- **Task requirements**:
Your task is to give the listing below back word for word, pictures excluded.

--- The data ---

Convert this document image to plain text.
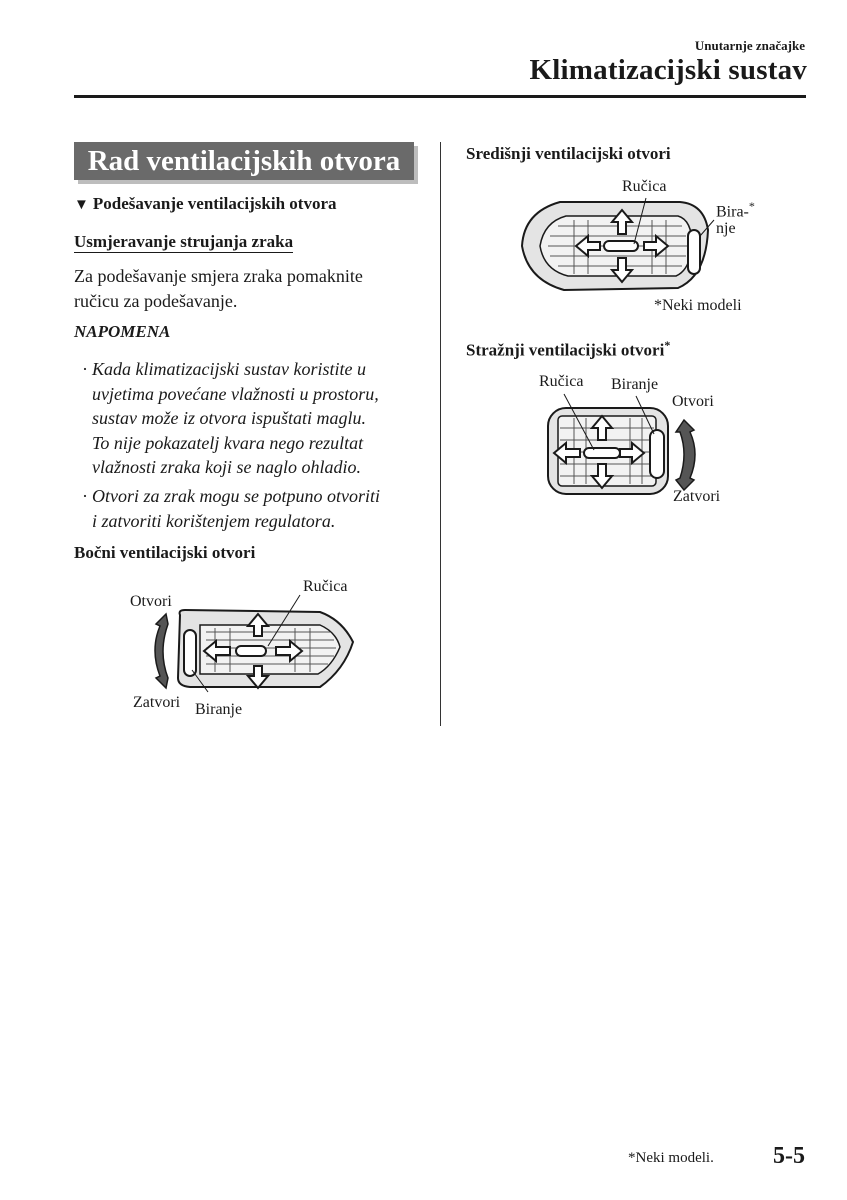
Unutarnje značajke
Klimatizacijski sustav
Rad ventilacijskih otvora
▼ Podešavanje ventilacijskih otvora
Usmjeravanje strujanja zraka
Za podešavanje smjera zraka pomaknite
ručicu za podešavanje.
NAPOMENA
· Kada klimatizacijski sustav koristite u
uvjetima povećane vlažnosti u prostoru,
sustav može iz otvora ispuštati maglu.
To nije pokazatelj kvara nego rezultat
vlažnosti zraka koji se naglo ohladio.
· Otvori za zrak mogu se potpuno otvoriti
i zatvoriti korištenjem regulatora.
Bočni ventilacijski otvori
Ručica
Otvori
Zatvori Biranje
Središnji ventilacijski otvori
Ručica
Bira-*
nje
*Neki modeli
Stražnji ventilacijski otvori*
Ručica Biranje
Otvori
Zatvori
*Neki modeli. 5-5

---

- **Written response**:
Convert this document image to plain text.
Unutarnje značajke
Klimatizacijski sustav
Rad ventilacijskih otvora
▼ Podešavanje ventilacijskih otvora
Usmjeravanje strujanja zraka
Za podešavanje smjera zraka pomaknite
ručicu za podešavanje.
NAPOMENA
· Kada klimatizacijski sustav koristite u
uvjetima povećane vlažnosti u prostoru,
sustav može iz otvora ispuštati maglu.
To nije pokazatelj kvara nego rezultat
vlažnosti zraka koji se naglo ohladio.
· Otvori za zrak mogu se potpuno otvoriti
i zatvoriti korištenjem regulatora.
Bočni ventilacijski otvori
Ručica
Otvori
Zatvori Biranje
Središnji ventilacijski otvori
Ručica
Bira-*
nje
*Neki modeli
Stražnji ventilacijski otvori*
Ručica Biranje
Otvori
Zatvori
*Neki modeli. 5-5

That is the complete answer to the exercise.